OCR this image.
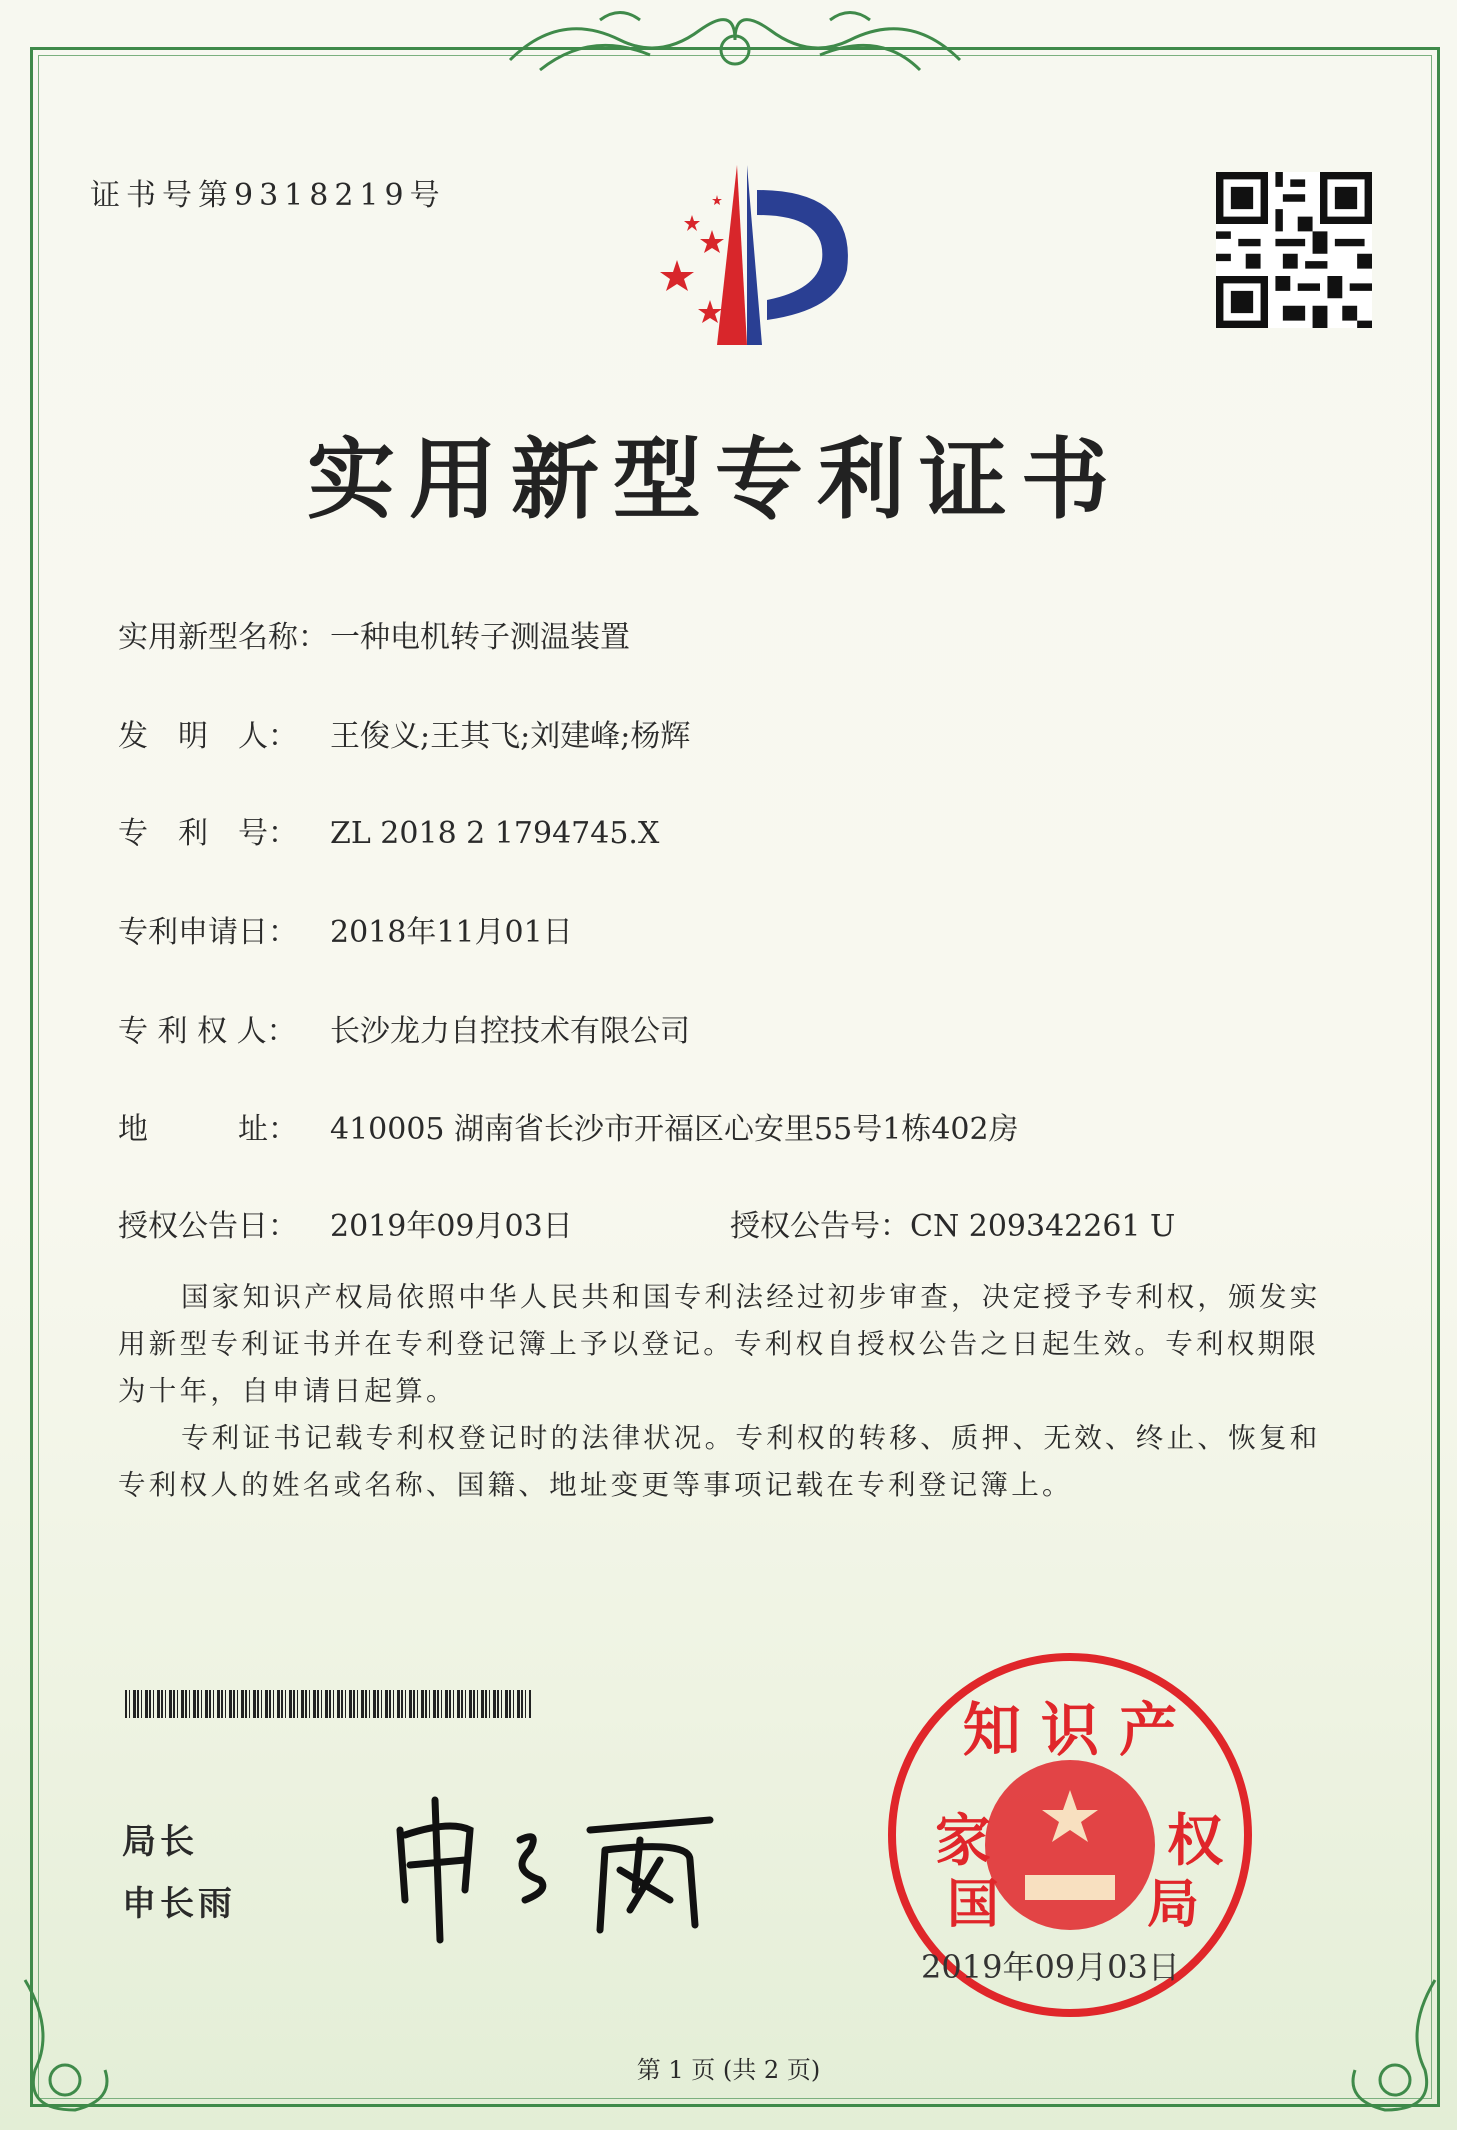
证书号第9318219号
实用新型专利证书
实用新型名称：一种电机转子测温装置
发　明　人： 王俊义;王其飞;刘建峰;杨辉
专　利　号： ZL 2018 2 1794745.X
专利申请日： 2018年11月01日
专 利 权 人： 长沙龙力自控技术有限公司
地　　　址： 410005 湖南省长沙市开福区心安里55号1栋402房
授权公告日： 2019年09月03日	授权公告号：CN 209342261 U

国家知识产权局依照中华人民共和国专利法经过初步审查，决定授予专利权，颁发实用新型专利证书并在专利登记簿上予以登记。专利权自授权公告之日起生效。专利权期限为十年，自申请日起算。

专利证书记载专利权登记时的法律状况。专利权的转移、质押、无效、终止、恢复和专利权人的姓名或名称、国籍、地址变更等事项记载在专利登记簿上。

局长
申长雨
知 识 产
家	权
国	局
2019年09月03日
第 1 页 (共 2 页)
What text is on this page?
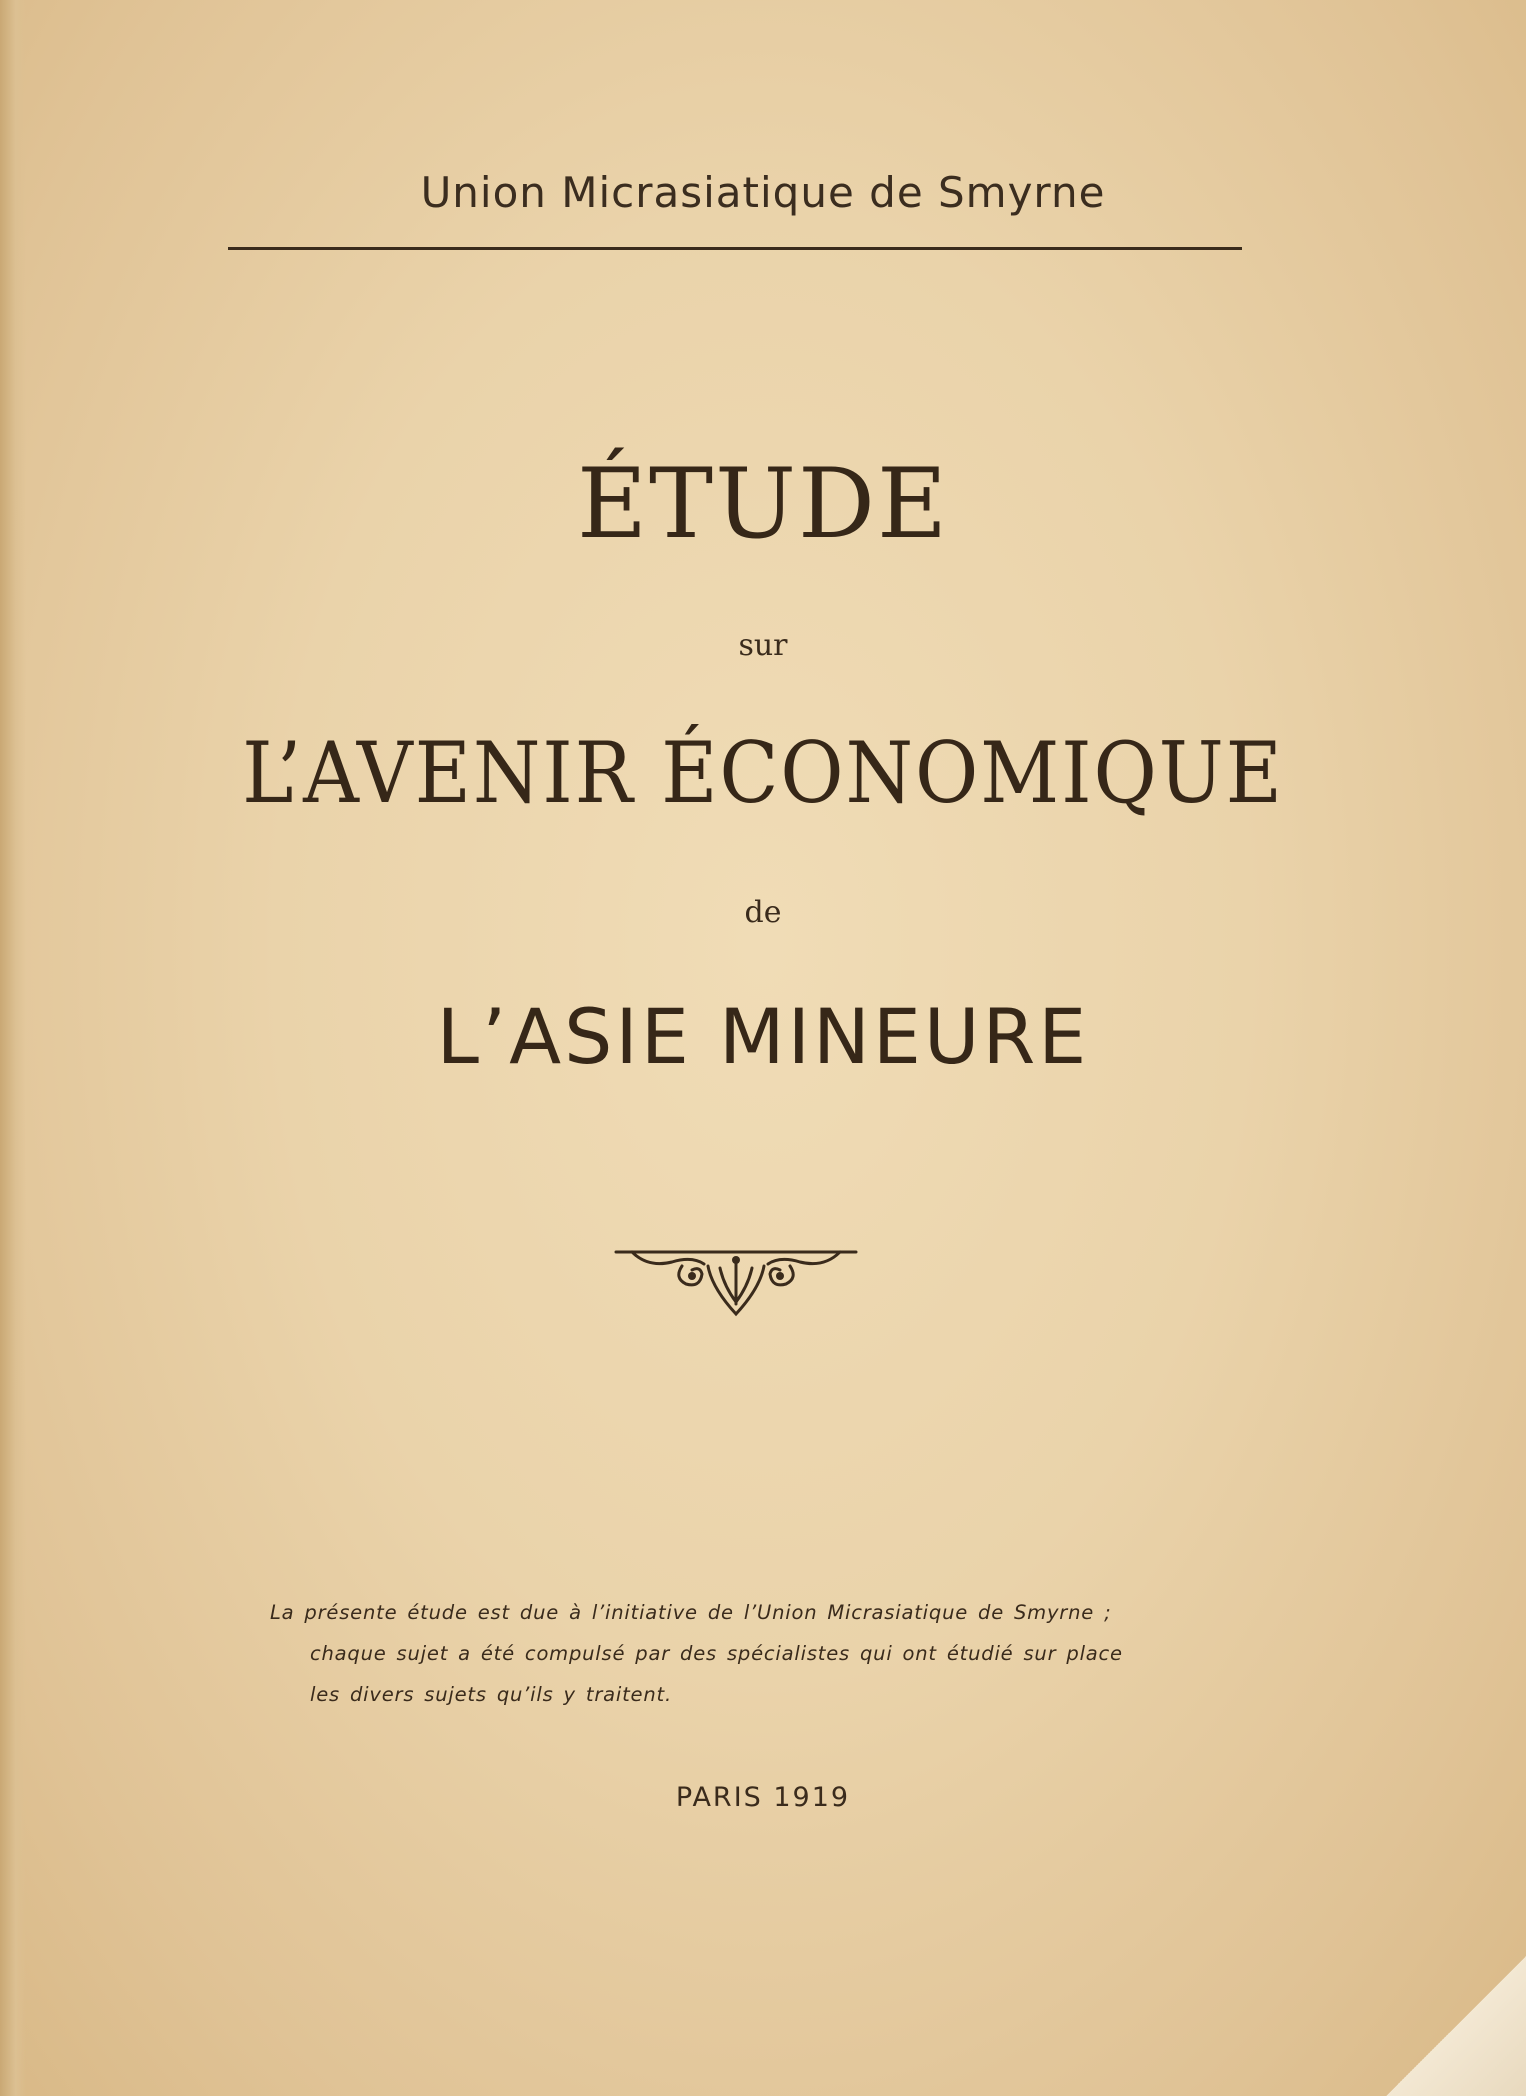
Union Micrasiatique de Smyrne
ÉTUDE
sur
L’AVENIR ÉCONOMIQUE
de
L’ASIE MINEURE
La présente étude est due à l’initiative de l’Union Micrasiatique de Smyrne ;
chaque sujet a été compulsé par des spécialistes qui ont étudié sur place
les divers sujets qu’ils y traitent.
PARIS 1919
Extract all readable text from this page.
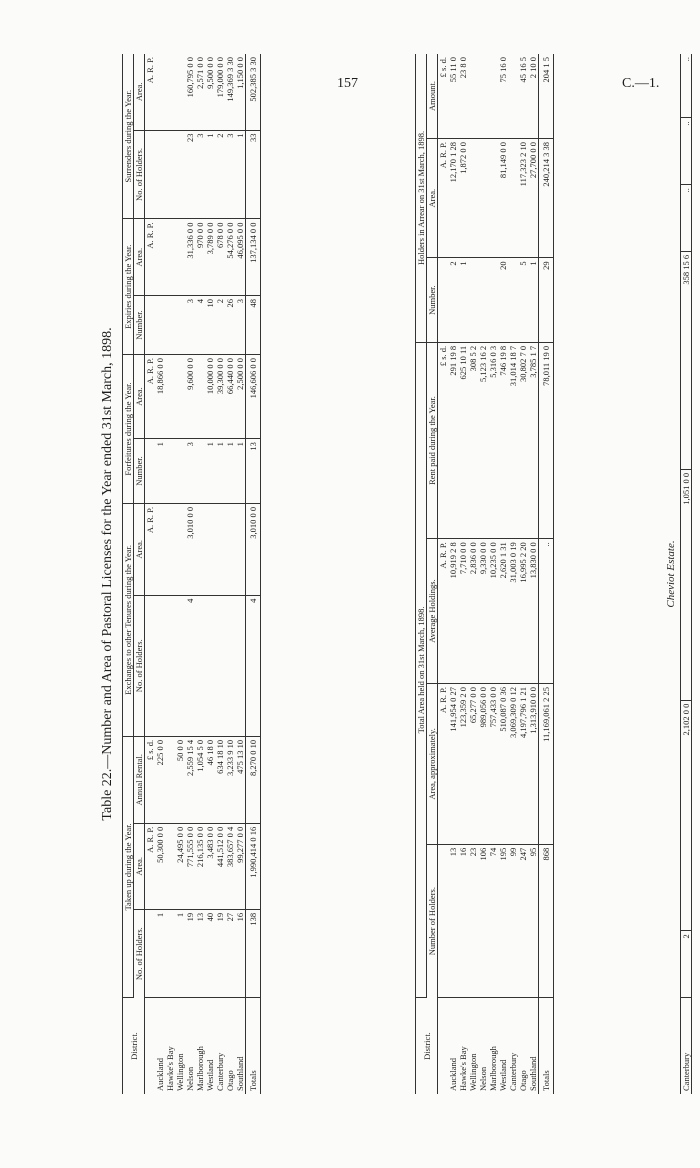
157	C.—1.
Table 22.—Number and Area of Pastoral Licenses for the Year ended 31st March, 1898.
District.	Taken up during the Year.			Exchanges to other Tenures during the Year.		Forfeitures during the Year.		Expiries during the Year.		Surrenders during the Year.	
	No. of Holders.	Area.	Annual Rental.	No. of Holders.	Area.	Number.	Area.	Number.	Area.	No. of Holders.	Area.
		A. R. P.	£ s. d.		A. R. P.		A. R. P.		A. R. P.		A. R. P.
Auckland	1	50,300 0 0	225 0 0			1	18,866 0 0				
Hawke's Bay											
Wellington	1	24,495 0 0	50 0 0								
Nelson	19	771,555 0 0	2,559 15 4	4	3,010 0 0	3	9,600 0 0	3	31,336 0 0	23	160,795 0 0
Marlborough	13	216,135 0 0	1,054 5 0					4	970 0 0	3	2,571 0 0
Westland	40	3,483 0 0	46 18 0			1	10,000 0 0	10	3,789 0 0	1	9,500 0 0
Canterbury	19	441,512 0 0	634 18 10			1	39,300 0 0	2	678 0 0	2	179,000 0 0
Otago	27	383,657 0 4	3,233 9 10			1	66,440 0 0	26	54,276 0 0	3	149,369 3 30
Southland	16	99,277 0 0	475 13 10			1	2,500 0 0	3	46,095 0 0	1	1,150 0 0
Totals	138	1,990,414 0 16	8,270 0 10	4	3,010 0 0	13	146,606 0 0	48	137,134 0 0	33	502,385 3 30
District.	Total Area held on 31st March, 1898.				Holders in Arrear on 31st March, 1898.		
	Number of Holders.	Area, approximately.	Average Holdings.	Rent paid during the Year.	Number.	Area.	Amount.
		A. R. P.	A. R. P.	£ s. d.		A. R. P.	£ s. d.
Auckland	13	141,954 0 27	10,919 2 8	291 19 8	2	12,170 1 28	55 11 0
Hawke's Bay	16	123,359 2 0	7,710 0 0	625 10 11	1	1,872 0 0	23 8 0
Wellington	23	65,277 0 0	2,836 0 0	308 5 2			
Nelson	106	989,056 0 0	9,330 0 0	5,123 16 2			
Marlborough	74	757,433 0 0	10,235 0 0	5,316 0 3			
Westland	195	510,087 0 36	2,620 1 31	746 19 8	20	81,149 0 0	75 16 0
Canterbury	99	3,069,309 0 12	31,003 0 19	31,014 18 7			
Otago	247	4,197,796 1 21	16,995 2 20	30,802 7 0	5	117,323 2 10	45 16 5
Southland	95	1,313,910 0 0	13,830 0 0	3,785 1 7	1	27,700 0 0	2 10 0
Totals	868	11,169,061 2 25	..	78,011 19 0	29	240,214 3 38	204 1 5
Cheviot Estate.
Canterbury	2	2,102 0 0	1,051 0 0	358 15 6	..	..	..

======

● **Description of the task**:
Go through the listing above and return every line where the word "March" occurs.

● **Full solution**:
Table 22.—Number and Area of Pastoral Licenses for the Year ended 31st March, 1898.
District.	Total Area held on 31st March, 1898.				Holders in Arrear on 31st March, 1898.		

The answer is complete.